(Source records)
++++
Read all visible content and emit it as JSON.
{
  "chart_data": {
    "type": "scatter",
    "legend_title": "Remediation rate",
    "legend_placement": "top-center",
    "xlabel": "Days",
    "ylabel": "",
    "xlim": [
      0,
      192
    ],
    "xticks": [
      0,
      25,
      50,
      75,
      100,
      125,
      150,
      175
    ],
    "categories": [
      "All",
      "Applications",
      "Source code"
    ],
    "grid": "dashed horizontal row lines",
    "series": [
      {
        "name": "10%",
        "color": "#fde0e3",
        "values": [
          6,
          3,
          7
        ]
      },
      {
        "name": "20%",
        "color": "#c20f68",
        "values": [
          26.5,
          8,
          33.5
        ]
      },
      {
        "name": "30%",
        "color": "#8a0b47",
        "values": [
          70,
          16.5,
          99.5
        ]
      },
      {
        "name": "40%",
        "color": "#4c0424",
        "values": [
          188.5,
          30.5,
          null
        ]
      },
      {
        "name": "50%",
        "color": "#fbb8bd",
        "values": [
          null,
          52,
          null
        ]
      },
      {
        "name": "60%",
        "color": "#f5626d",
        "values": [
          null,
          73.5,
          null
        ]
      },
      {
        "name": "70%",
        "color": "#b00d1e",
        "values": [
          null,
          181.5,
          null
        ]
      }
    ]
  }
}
++++
TASK GOAL -> Retype all of the material, keeping each line exact.

COMPLETE ANSWER ->
Read all visible content and emit it as JSON.
{
  "chart_data": {
    "type": "scatter",
    "legend_title": "Remediation rate",
    "legend_placement": "top-center",
    "xlabel": "Days",
    "ylabel": "",
    "xlim": [
      0,
      192
    ],
    "xticks": [
      0,
      25,
      50,
      75,
      100,
      125,
      150,
      175
    ],
    "categories": [
      "All",
      "Applications",
      "Source code"
    ],
    "grid": "dashed horizontal row lines",
    "series": [
      {
        "name": "10%",
        "color": "#fde0e3",
        "values": [
          6,
          3,
          7
        ]
      },
      {
        "name": "20%",
        "color": "#c20f68",
        "values": [
          26.5,
          8,
          33.5
        ]
      },
      {
        "name": "30%",
        "color": "#8a0b47",
        "values": [
          70,
          16.5,
          99.5
        ]
      },
      {
        "name": "40%",
        "color": "#4c0424",
        "values": [
          188.5,
          30.5,
          null
        ]
      },
      {
        "name": "50%",
        "color": "#fbb8bd",
        "values": [
          null,
          52,
          null
        ]
      },
      {
        "name": "60%",
        "color": "#f5626d",
        "values": [
          null,
          73.5,
          null
        ]
      },
      {
        "name": "70%",
        "color": "#b00d1e",
        "values": [
          null,
          181.5,
          null
        ]
      }
    ]
  }
}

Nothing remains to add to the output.